** Begin DATA EXTRACT **

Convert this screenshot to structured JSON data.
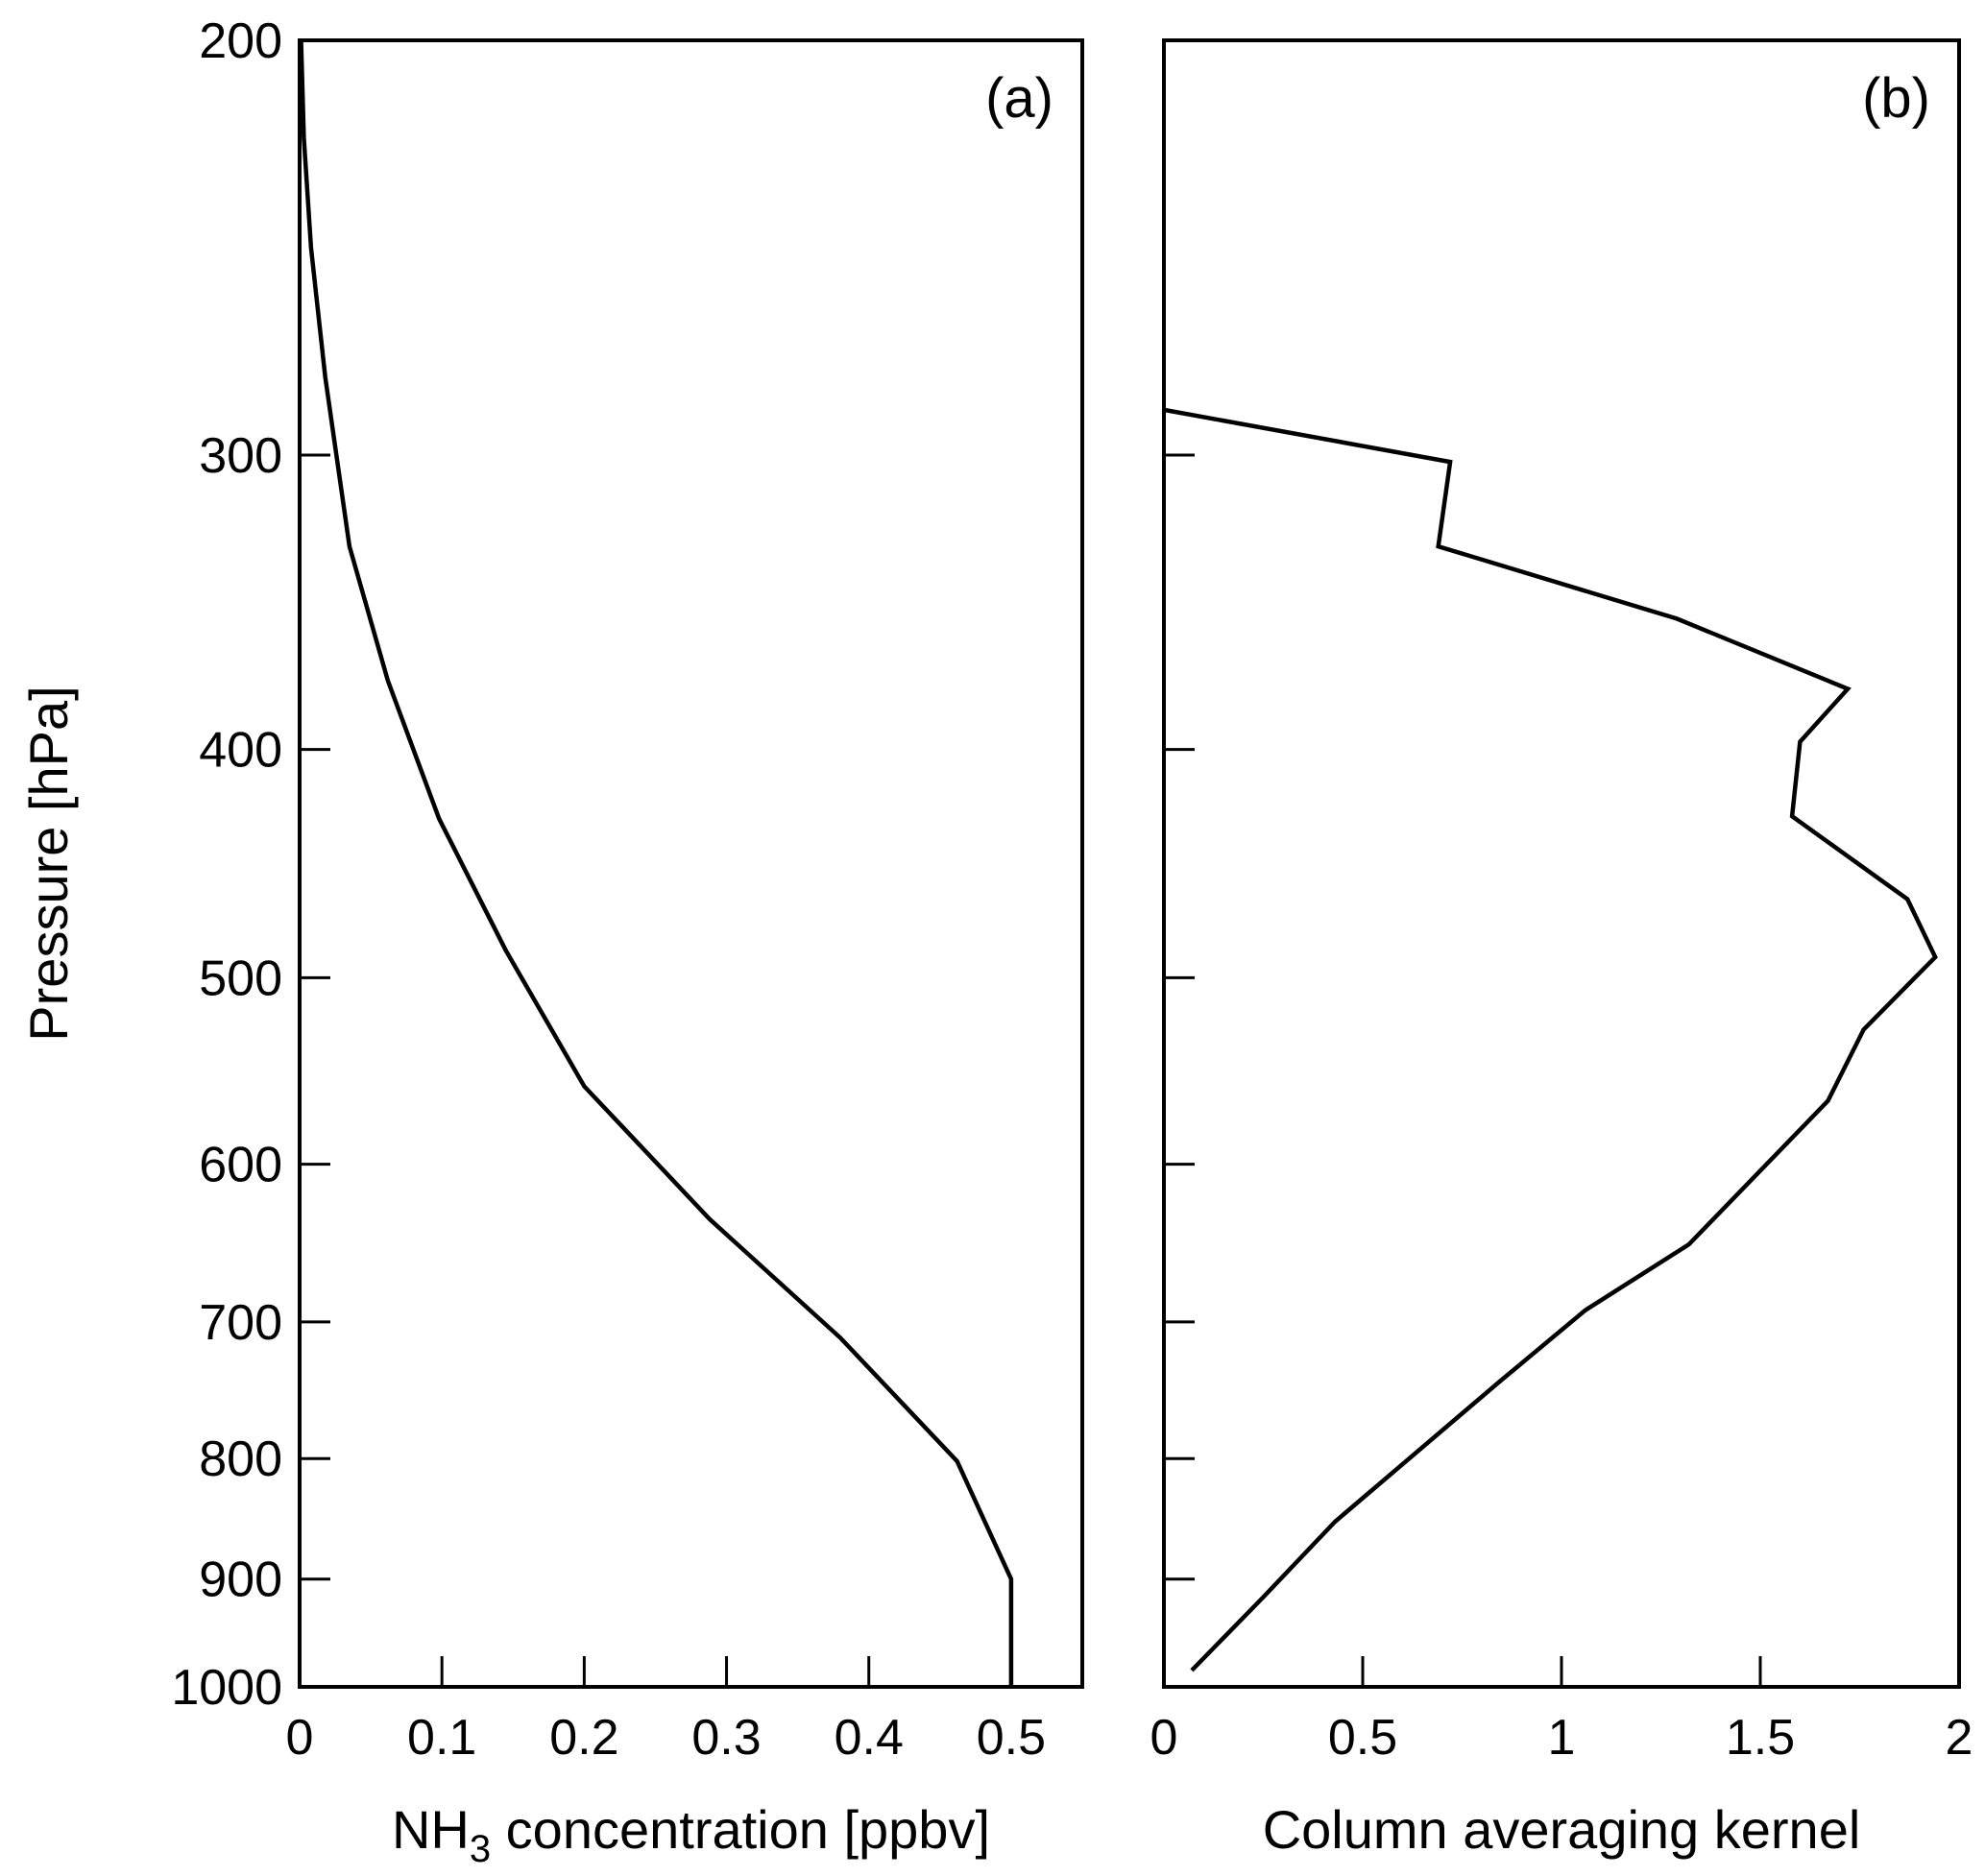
{
  "chart_data": [
    {
      "type": "line",
      "panel_label": "(a)",
      "xlabel_main": "NH",
      "xlabel_sub": "3",
      "xlabel_rest": " concentration [ppbv]",
      "ylabel": "Pressure [hPa]",
      "xlim": [
        0,
        0.55
      ],
      "ylim": [
        200,
        1000
      ],
      "y_scale": "log",
      "y_inverted": true,
      "xticks": [
        0,
        0.1,
        0.2,
        0.3,
        0.4,
        0.5
      ],
      "xtick_labels": [
        "0",
        "0.1",
        "0.2",
        "0.3",
        "0.4",
        "0.5"
      ],
      "yticks": [
        200,
        300,
        400,
        500,
        600,
        700,
        800,
        900,
        1000
      ],
      "ytick_labels": [
        "200",
        "300",
        "400",
        "500",
        "600",
        "700",
        "800",
        "900",
        "1000"
      ],
      "grid": false,
      "series": [
        {
          "x": [
            0.001,
            0.003,
            0.008,
            0.018,
            0.035,
            0.062,
            0.098,
            0.145,
            0.2,
            0.288,
            0.38,
            0.462,
            0.5,
            0.5
          ],
          "y": [
            200,
            220,
            245,
            278,
            328,
            374,
            428,
            487,
            556,
            633,
            711,
            802,
            900,
            1000
          ]
        }
      ]
    },
    {
      "type": "line",
      "panel_label": "(b)",
      "xlabel": "Column averaging kernel",
      "xlim": [
        0,
        2
      ],
      "ylim": [
        200,
        1000
      ],
      "y_scale": "log",
      "y_inverted": true,
      "xticks": [
        0,
        0.5,
        1,
        1.5,
        2
      ],
      "xtick_labels": [
        "0",
        "0.5",
        "1",
        "1.5",
        "2"
      ],
      "yticks": [
        200,
        300,
        400,
        500,
        600,
        700,
        800,
        900,
        1000
      ],
      "grid": false,
      "series": [
        {
          "x": [
            0,
            0.72,
            0.69,
            1.29,
            1.72,
            1.6,
            1.58,
            1.87,
            1.94,
            1.76,
            1.67,
            1.32,
            1.06,
            0.84,
            0.43,
            0.25,
            0.07
          ],
          "y": [
            287,
            302,
            328,
            352,
            377,
            397,
            427,
            463,
            490,
            526,
            564,
            649,
            692,
            743,
            851,
            916,
            984
          ]
        }
      ]
    }
  ]
}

** End DATA EXTRACT **

• **GOAL**: Transcribe the records above verbatim. Do not carry over any picture.

• **FULL ANSWER**:
Convert this screenshot to structured JSON data.
{
  "chart_data": [
    {
      "type": "line",
      "panel_label": "(a)",
      "xlabel_main": "NH",
      "xlabel_sub": "3",
      "xlabel_rest": " concentration [ppbv]",
      "ylabel": "Pressure [hPa]",
      "xlim": [
        0,
        0.55
      ],
      "ylim": [
        200,
        1000
      ],
      "y_scale": "log",
      "y_inverted": true,
      "xticks": [
        0,
        0.1,
        0.2,
        0.3,
        0.4,
        0.5
      ],
      "xtick_labels": [
        "0",
        "0.1",
        "0.2",
        "0.3",
        "0.4",
        "0.5"
      ],
      "yticks": [
        200,
        300,
        400,
        500,
        600,
        700,
        800,
        900,
        1000
      ],
      "ytick_labels": [
        "200",
        "300",
        "400",
        "500",
        "600",
        "700",
        "800",
        "900",
        "1000"
      ],
      "grid": false,
      "series": [
        {
          "x": [
            0.001,
            0.003,
            0.008,
            0.018,
            0.035,
            0.062,
            0.098,
            0.145,
            0.2,
            0.288,
            0.38,
            0.462,
            0.5,
            0.5
          ],
          "y": [
            200,
            220,
            245,
            278,
            328,
            374,
            428,
            487,
            556,
            633,
            711,
            802,
            900,
            1000
          ]
        }
      ]
    },
    {
      "type": "line",
      "panel_label": "(b)",
      "xlabel": "Column averaging kernel",
      "xlim": [
        0,
        2
      ],
      "ylim": [
        200,
        1000
      ],
      "y_scale": "log",
      "y_inverted": true,
      "xticks": [
        0,
        0.5,
        1,
        1.5,
        2
      ],
      "xtick_labels": [
        "0",
        "0.5",
        "1",
        "1.5",
        "2"
      ],
      "yticks": [
        200,
        300,
        400,
        500,
        600,
        700,
        800,
        900,
        1000
      ],
      "grid": false,
      "series": [
        {
          "x": [
            0,
            0.72,
            0.69,
            1.29,
            1.72,
            1.6,
            1.58,
            1.87,
            1.94,
            1.76,
            1.67,
            1.32,
            1.06,
            0.84,
            0.43,
            0.25,
            0.07
          ],
          "y": [
            287,
            302,
            328,
            352,
            377,
            397,
            427,
            463,
            490,
            526,
            564,
            649,
            692,
            743,
            851,
            916,
            984
          ]
        }
      ]
    }
  ]
}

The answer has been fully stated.